* YOUR OBJECTIVE *
Copy each line below that includes "Density".
>> Begin RAW DATA
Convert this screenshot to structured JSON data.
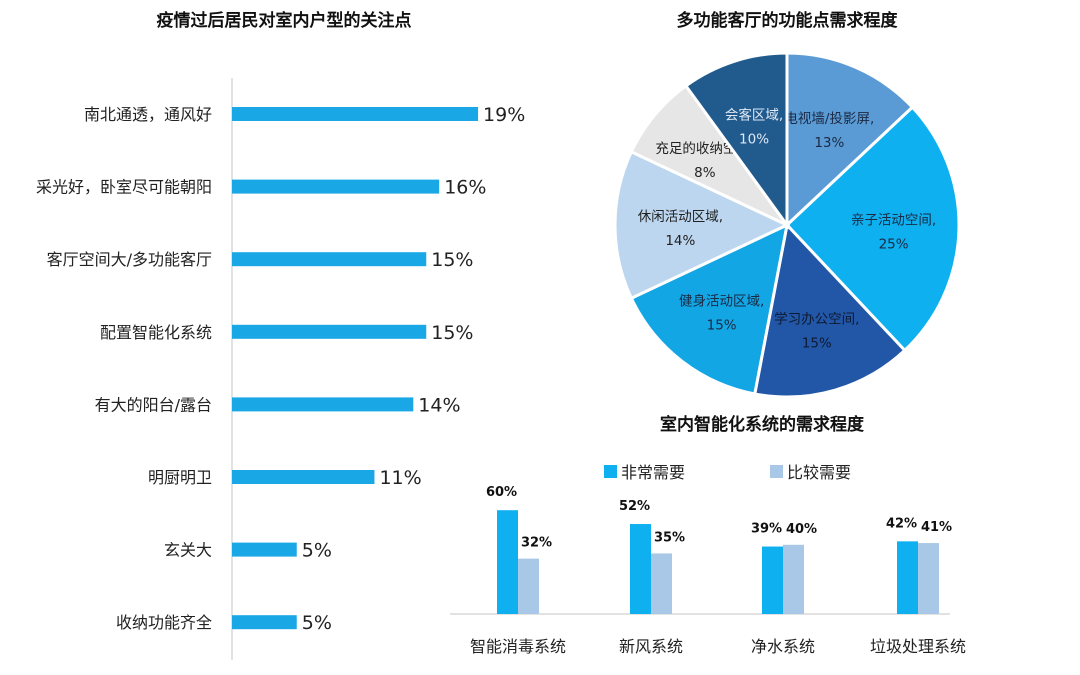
{
  "chart_data": [
    {
      "type": "bar",
      "orientation": "horizontal",
      "title": "疫情过后居民对室内户型的关注点",
      "categories": [
        "南北通透，通风好",
        "采光好，卧室尽可能朝阳",
        "客厅空间大/多功能客厅",
        "配置智能化系统",
        "有大的阳台/露台",
        "明厨明卫",
        "玄关大",
        "收纳功能齐全"
      ],
      "values": [
        19,
        16,
        15,
        15,
        14,
        11,
        5,
        5
      ],
      "labels": [
        "19%",
        "16%",
        "15%",
        "15%",
        "14%",
        "11%",
        "5%",
        "5%"
      ],
      "color": "#1aa7e6",
      "grid": false
    },
    {
      "type": "pie",
      "title": "多功能客厅的功能点需求程度",
      "slices": [
        {
          "label": "电视墙/投影屏, 13%",
          "value": 13,
          "color": "#5b9bd5",
          "text_color": "#1a2a44"
        },
        {
          "label": "亲子活动空间, 25%",
          "value": 25,
          "color": "#0fb0ef",
          "text_color": "#1a2a44"
        },
        {
          "label": "学习办公空间, 15%",
          "value": 15,
          "color": "#2257a8",
          "text_color": "#0d1a33"
        },
        {
          "label": "健身活动区域, 15%",
          "value": 15,
          "color": "#13a6e4",
          "text_color": "#1a2a44"
        },
        {
          "label": "休闲活动区域, 14%",
          "value": 14,
          "color": "#bcd6ef",
          "text_color": "#222"
        },
        {
          "label": "充足的收纳空间, 8%",
          "value": 8,
          "color": "#e6e6e6",
          "text_color": "#222"
        },
        {
          "label": "会客区域, 10%",
          "value": 10,
          "color": "#215b8e",
          "text_color": "#dfe9f5"
        }
      ]
    },
    {
      "type": "bar",
      "title": "室内智能化系统的需求程度",
      "categories": [
        "智能消毒系统",
        "新风系统",
        "净水系统",
        "垃圾处理系统"
      ],
      "series": [
        {
          "name": "非常需要",
          "values": [
            60,
            52,
            39,
            42
          ],
          "labels": [
            "60%",
            "52%",
            "39%",
            "42%"
          ],
          "color": "#0fb0ef"
        },
        {
          "name": "比较需要",
          "values": [
            32,
            35,
            40,
            41
          ],
          "labels": [
            "32%",
            "35%",
            "40%",
            "41%"
          ],
          "color": "#a9c8e8"
        }
      ],
      "legend": "top",
      "grid": false
    }
  ]
}
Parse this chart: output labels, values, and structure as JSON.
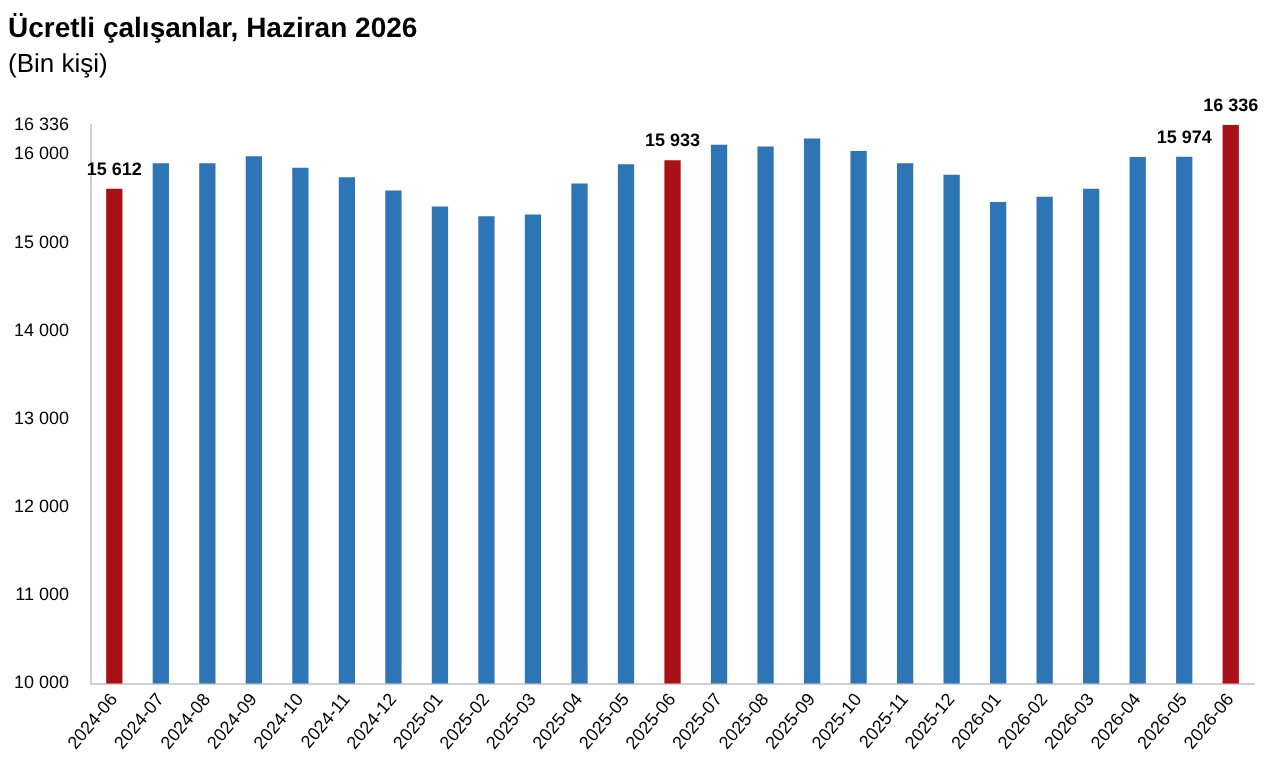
{
  "chart_data": {
    "type": "bar",
    "title": "Ücretli çalışanlar, Haziran 2026",
    "subtitle": "(Bin kişi)",
    "categories": [
      "2024-06",
      "2024-07",
      "2024-08",
      "2024-09",
      "2024-10",
      "2024-11",
      "2024-12",
      "2025-01",
      "2025-02",
      "2025-03",
      "2025-04",
      "2025-05",
      "2025-06",
      "2025-07",
      "2025-08",
      "2025-09",
      "2025-10",
      "2025-11",
      "2025-12",
      "2026-01",
      "2026-02",
      "2026-03",
      "2026-04",
      "2026-05",
      "2026-06"
    ],
    "values": [
      15612,
      15900,
      15900,
      15980,
      15850,
      15740,
      15590,
      15410,
      15300,
      15320,
      15670,
      15890,
      15933,
      16110,
      16090,
      16180,
      16040,
      15900,
      15770,
      15460,
      15520,
      15610,
      15970,
      15974,
      16336
    ],
    "colors": [
      "#a81118",
      "#2e75b6",
      "#2e75b6",
      "#2e75b6",
      "#2e75b6",
      "#2e75b6",
      "#2e75b6",
      "#2e75b6",
      "#2e75b6",
      "#2e75b6",
      "#2e75b6",
      "#2e75b6",
      "#a81118",
      "#2e75b6",
      "#2e75b6",
      "#2e75b6",
      "#2e75b6",
      "#2e75b6",
      "#2e75b6",
      "#2e75b6",
      "#2e75b6",
      "#2e75b6",
      "#2e75b6",
      "#2e75b6",
      "#a81118"
    ],
    "value_labels": [
      "15 612",
      null,
      null,
      null,
      null,
      null,
      null,
      null,
      null,
      null,
      null,
      null,
      "15 933",
      null,
      null,
      null,
      null,
      null,
      null,
      null,
      null,
      null,
      null,
      "15 974",
      "16 336"
    ],
    "ylim": [
      10000,
      16336
    ],
    "yticks": [
      {
        "value": 10000,
        "label": "10 000"
      },
      {
        "value": 11000,
        "label": "11 000"
      },
      {
        "value": 12000,
        "label": "12 000"
      },
      {
        "value": 13000,
        "label": "13 000"
      },
      {
        "value": 14000,
        "label": "14 000"
      },
      {
        "value": 15000,
        "label": "15 000"
      },
      {
        "value": 16000,
        "label": "16 000"
      },
      {
        "value": 16336,
        "label": "16 336"
      }
    ],
    "grid": false,
    "legend": false
  }
}
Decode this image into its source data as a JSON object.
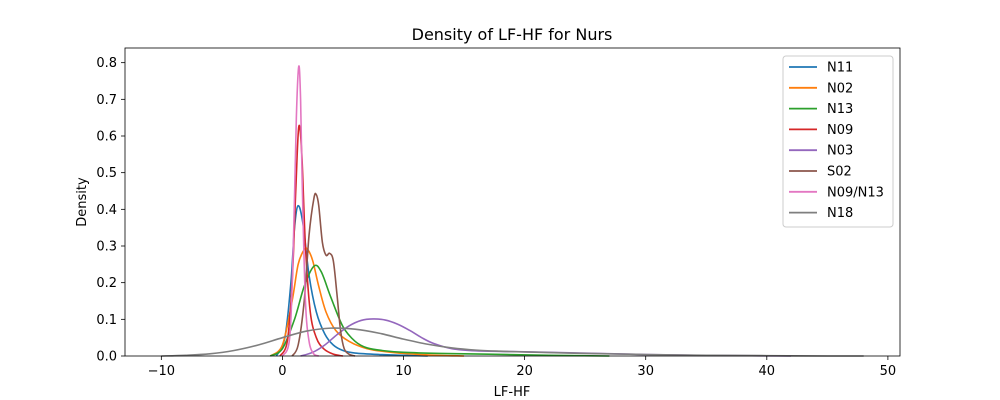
{
  "chart_data": {
    "type": "line",
    "title": "Density of LF-HF for Nurs",
    "xlabel": "LF-HF",
    "ylabel": "Density",
    "xlim": [
      -13,
      51
    ],
    "ylim": [
      0,
      0.84
    ],
    "xticks": [
      -10,
      0,
      10,
      20,
      30,
      40,
      50
    ],
    "yticks": [
      0.0,
      0.1,
      0.2,
      0.3,
      0.4,
      0.5,
      0.6,
      0.7,
      0.8
    ],
    "xtick_labels": [
      "−10",
      "0",
      "10",
      "20",
      "30",
      "40",
      "50"
    ],
    "ytick_labels": [
      "0.0",
      "0.1",
      "0.2",
      "0.3",
      "0.4",
      "0.5",
      "0.6",
      "0.7",
      "0.8"
    ],
    "grid": false,
    "legend_position": "top-right",
    "series": [
      {
        "name": "N11",
        "color": "#1f77b4",
        "x": [
          -0.5,
          0.2,
          0.7,
          1.0,
          1.3,
          1.7,
          2.2,
          2.8,
          3.5,
          4.2,
          5.0,
          6.0,
          8.0,
          10.0,
          12.0
        ],
        "y": [
          0.0,
          0.05,
          0.2,
          0.35,
          0.41,
          0.36,
          0.22,
          0.12,
          0.06,
          0.03,
          0.015,
          0.008,
          0.004,
          0.002,
          0.0
        ]
      },
      {
        "name": "N02",
        "color": "#ff7f0e",
        "x": [
          -1.0,
          0.0,
          0.8,
          1.3,
          1.8,
          2.1,
          2.5,
          3.0,
          3.6,
          4.4,
          5.5,
          7.0,
          9.0,
          12.0,
          15.0
        ],
        "y": [
          0.0,
          0.03,
          0.15,
          0.25,
          0.29,
          0.29,
          0.26,
          0.19,
          0.12,
          0.07,
          0.04,
          0.02,
          0.01,
          0.003,
          0.0
        ]
      },
      {
        "name": "N13",
        "color": "#2ca02c",
        "x": [
          -1.0,
          0.0,
          1.0,
          1.8,
          2.6,
          3.2,
          4.0,
          5.0,
          6.0,
          7.0,
          8.5,
          10.0,
          13.0,
          17.0,
          22.0,
          27.0
        ],
        "y": [
          0.0,
          0.02,
          0.1,
          0.19,
          0.245,
          0.23,
          0.16,
          0.08,
          0.04,
          0.022,
          0.014,
          0.01,
          0.007,
          0.005,
          0.002,
          0.0
        ]
      },
      {
        "name": "N09",
        "color": "#d62728",
        "x": [
          -0.2,
          0.4,
          0.8,
          1.1,
          1.35,
          1.6,
          1.9,
          2.3,
          2.8,
          3.4,
          4.2,
          5.0
        ],
        "y": [
          0.0,
          0.04,
          0.2,
          0.45,
          0.625,
          0.55,
          0.3,
          0.12,
          0.05,
          0.02,
          0.005,
          0.0
        ]
      },
      {
        "name": "N03",
        "color": "#9467bd",
        "x": [
          1.5,
          2.5,
          3.5,
          4.5,
          5.5,
          6.5,
          7.5,
          8.5,
          9.5,
          10.5,
          11.5,
          12.5,
          14.0,
          16.0,
          19.0,
          22.0,
          26.0,
          30.0,
          34.0,
          38.0,
          42.0
        ],
        "y": [
          0.0,
          0.01,
          0.03,
          0.058,
          0.082,
          0.097,
          0.101,
          0.098,
          0.087,
          0.07,
          0.05,
          0.034,
          0.02,
          0.014,
          0.012,
          0.01,
          0.007,
          0.004,
          0.002,
          0.001,
          0.0
        ]
      },
      {
        "name": "S02",
        "color": "#8c564b",
        "x": [
          0.8,
          1.3,
          1.8,
          2.2,
          2.6,
          2.8,
          3.0,
          3.3,
          3.6,
          3.9,
          4.2,
          4.5,
          4.8,
          5.1,
          5.5,
          6.0
        ],
        "y": [
          0.0,
          0.03,
          0.15,
          0.33,
          0.43,
          0.44,
          0.41,
          0.31,
          0.275,
          0.28,
          0.26,
          0.17,
          0.07,
          0.02,
          0.005,
          0.0
        ]
      },
      {
        "name": "N09/N13",
        "color": "#e377c2",
        "x": [
          0.0,
          0.6,
          0.9,
          1.15,
          1.35,
          1.5,
          1.65,
          1.9,
          2.2,
          2.6,
          3.0
        ],
        "y": [
          0.0,
          0.05,
          0.3,
          0.65,
          0.79,
          0.7,
          0.45,
          0.15,
          0.04,
          0.005,
          0.0
        ]
      },
      {
        "name": "N18",
        "color": "#7f7f7f",
        "x": [
          -10.0,
          -8.0,
          -6.0,
          -4.0,
          -2.0,
          0.0,
          2.0,
          4.0,
          6.0,
          8.0,
          10.0,
          12.0,
          14.0,
          16.0,
          18.0,
          20.0,
          25.0,
          30.0,
          35.0,
          40.0,
          45.0,
          48.0
        ],
        "y": [
          0.0,
          0.002,
          0.006,
          0.015,
          0.03,
          0.05,
          0.068,
          0.076,
          0.073,
          0.062,
          0.046,
          0.032,
          0.022,
          0.016,
          0.013,
          0.011,
          0.007,
          0.004,
          0.002,
          0.001,
          0.0,
          0.0
        ]
      }
    ]
  }
}
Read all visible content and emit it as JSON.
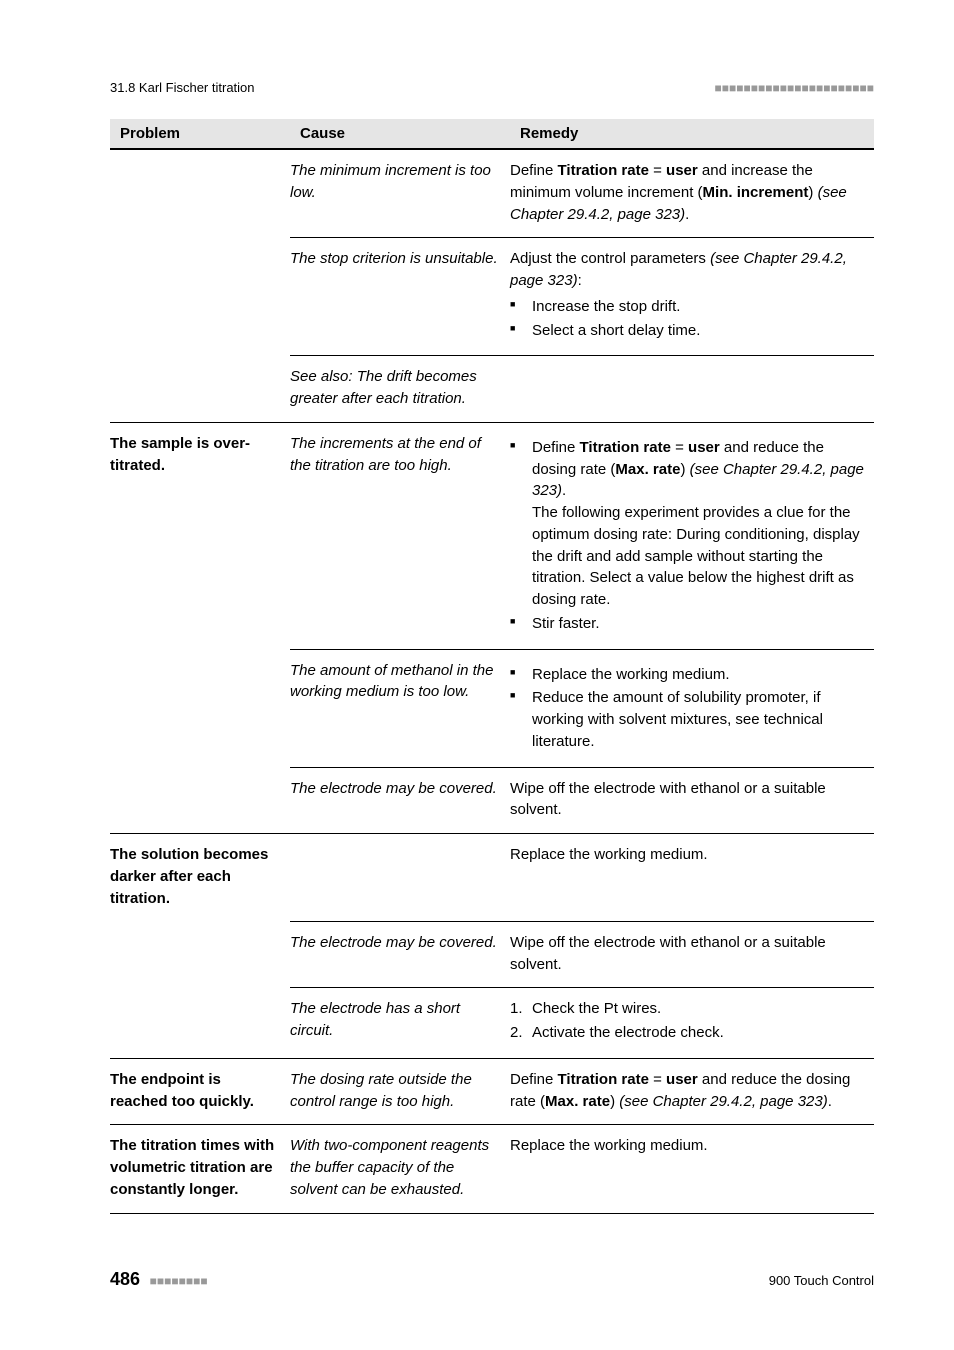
{
  "header": {
    "section_label": "31.8 Karl Fischer titration",
    "dashes": "■■■■■■■■■■■■■■■■■■■■■■"
  },
  "table": {
    "headers": {
      "problem": "Problem",
      "cause": "Cause",
      "remedy": "Remedy"
    },
    "rows": [
      {
        "problem": "",
        "cause_html": "The minimum increment is too low.",
        "remedy_html": "Define <b>Titration rate</b> = <b>user</b> and increase the minimum volume increment (<b>Min. increment</b>) <i>(see Chapter 29.4.2, page 323)</i>.",
        "border": "mid"
      },
      {
        "problem": "",
        "cause_html": "The stop criterion is unsuitable.",
        "remedy_html": "Adjust the control parameters <i>(see Chapter 29.4.2, page 323)</i>:",
        "remedy_list": [
          "Increase the stop drift.",
          "Select a short delay time."
        ],
        "border": "mid"
      },
      {
        "problem": "",
        "cause_html": "See also: The drift becomes greater after each titration.",
        "remedy_html": "",
        "border": "full"
      },
      {
        "problem": "The sample is over-titrated.",
        "cause_html": "The increments at the end of the titration are too high.",
        "remedy_list": [
          "Define <b>Titration rate</b> = <b>user</b> and reduce the dosing rate (<b>Max. rate</b>) <i>(see Chapter 29.4.2, page 323)</i>.<br>The following experiment provides a clue for the optimum dosing rate: During conditioning, display the drift and add sample without starting the titration. Select a value below the highest drift as dosing rate.",
          "Stir faster."
        ],
        "border": "mid"
      },
      {
        "problem": "",
        "cause_html": "The amount of methanol in the working medium is too low.",
        "remedy_list": [
          "Replace the working medium.",
          "Reduce the amount of solubility promoter, if working with solvent mixtures, see technical literature."
        ],
        "border": "mid"
      },
      {
        "problem": "",
        "cause_html": "The electrode may be covered.",
        "remedy_html": "Wipe off the electrode with ethanol or a suitable solvent.",
        "border": "full"
      },
      {
        "problem": "The solution becomes darker after each titration.",
        "cause_html": "",
        "remedy_html": "Replace the working medium.",
        "border": "mid"
      },
      {
        "problem": "",
        "cause_html": "The electrode may be covered.",
        "remedy_html": "Wipe off the electrode with ethanol or a suitable solvent.",
        "border": "mid"
      },
      {
        "problem": "",
        "cause_html": "The electrode has a short circuit.",
        "remedy_ordered": [
          "Check the Pt wires.",
          "Activate the electrode check."
        ],
        "border": "full"
      },
      {
        "problem": "The endpoint is reached too quickly.",
        "cause_html": "The dosing rate outside the control range is too high.",
        "remedy_html": "Define <b>Titration rate</b> = <b>user</b> and reduce the dosing rate (<b>Max. rate</b>) <i>(see Chapter 29.4.2, page 323)</i>.",
        "border": "full"
      },
      {
        "problem": "The titration times with volumetric titration are constantly longer.",
        "cause_html": "With two-component reagents the buffer capacity of the solvent can be exhausted.",
        "remedy_html": "Replace the working medium.",
        "border": "full"
      }
    ]
  },
  "footer": {
    "page_number": "486",
    "dashes": "■■■■■■■■",
    "product": "900 Touch Control"
  }
}
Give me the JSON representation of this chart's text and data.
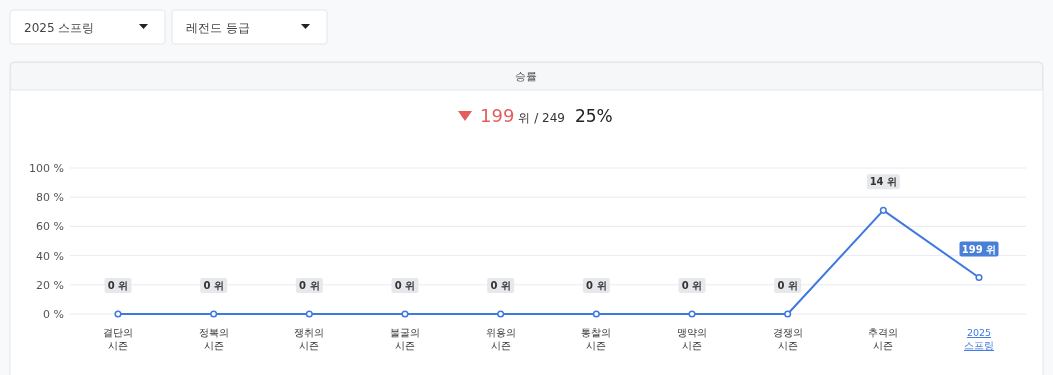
{
  "chart_data": {
    "type": "line",
    "title": "승률",
    "annotations": [
      "2025 스프링",
      "레전드 등급",
      "199",
      "위 / 249",
      "25%",
      {
        "text": "0 위",
        "x": "결단의\n시즌",
        "y": 0
      },
      {
        "text": "0 위",
        "x": "정복의\n시즌",
        "y": 0
      },
      {
        "text": "0 위",
        "x": "쟁취의\n시즌",
        "y": 0
      },
      {
        "text": "0 위",
        "x": "불굴의\n시즌",
        "y": 0
      },
      {
        "text": "0 위",
        "x": "위용의\n시즌",
        "y": 0
      },
      {
        "text": "0 위",
        "x": "통찰의\n시즌",
        "y": 0
      },
      {
        "text": "0 위",
        "x": "맹약의\n시즌",
        "y": 0
      },
      {
        "text": "0 위",
        "x": "경쟁의\n시즌",
        "y": 0
      },
      {
        "text": "14 위",
        "x": "추격의\n시즌",
        "y": 71
      },
      {
        "text": "199 위",
        "x": "2025\n스프링",
        "y": 25
      }
    ],
    "categories": [
      "결단의\n시즌",
      "정복의\n시즌",
      "쟁취의\n시즌",
      "불굴의\n시즌",
      "위용의\n시즌",
      "통찰의\n시즌",
      "맹약의\n시즌",
      "경쟁의\n시즌",
      "추격의\n시즌",
      "2025\n스프링"
    ],
    "series": [
      {
        "color": "#3f78e0",
        "values": [
          0,
          0,
          0,
          0,
          0,
          0,
          0,
          0,
          71,
          25
        ]
      }
    ],
    "ylim": [
      0,
      100
    ],
    "yticks": [
      {
        "value": 0,
        "label": "0 %"
      },
      {
        "value": 20,
        "label": "20 %"
      },
      {
        "value": 40,
        "label": "40 %"
      },
      {
        "value": 60,
        "label": "60 %"
      },
      {
        "value": 80,
        "label": "80 %"
      },
      {
        "value": 100,
        "label": "100 %"
      }
    ],
    "grid": "y",
    "marker": "circle",
    "line_style": "solid"
  }
}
>> End RAW DATA
* REPLY *
    "title": "Density of LF-HF for Nurs",
    "ylabel": "Density",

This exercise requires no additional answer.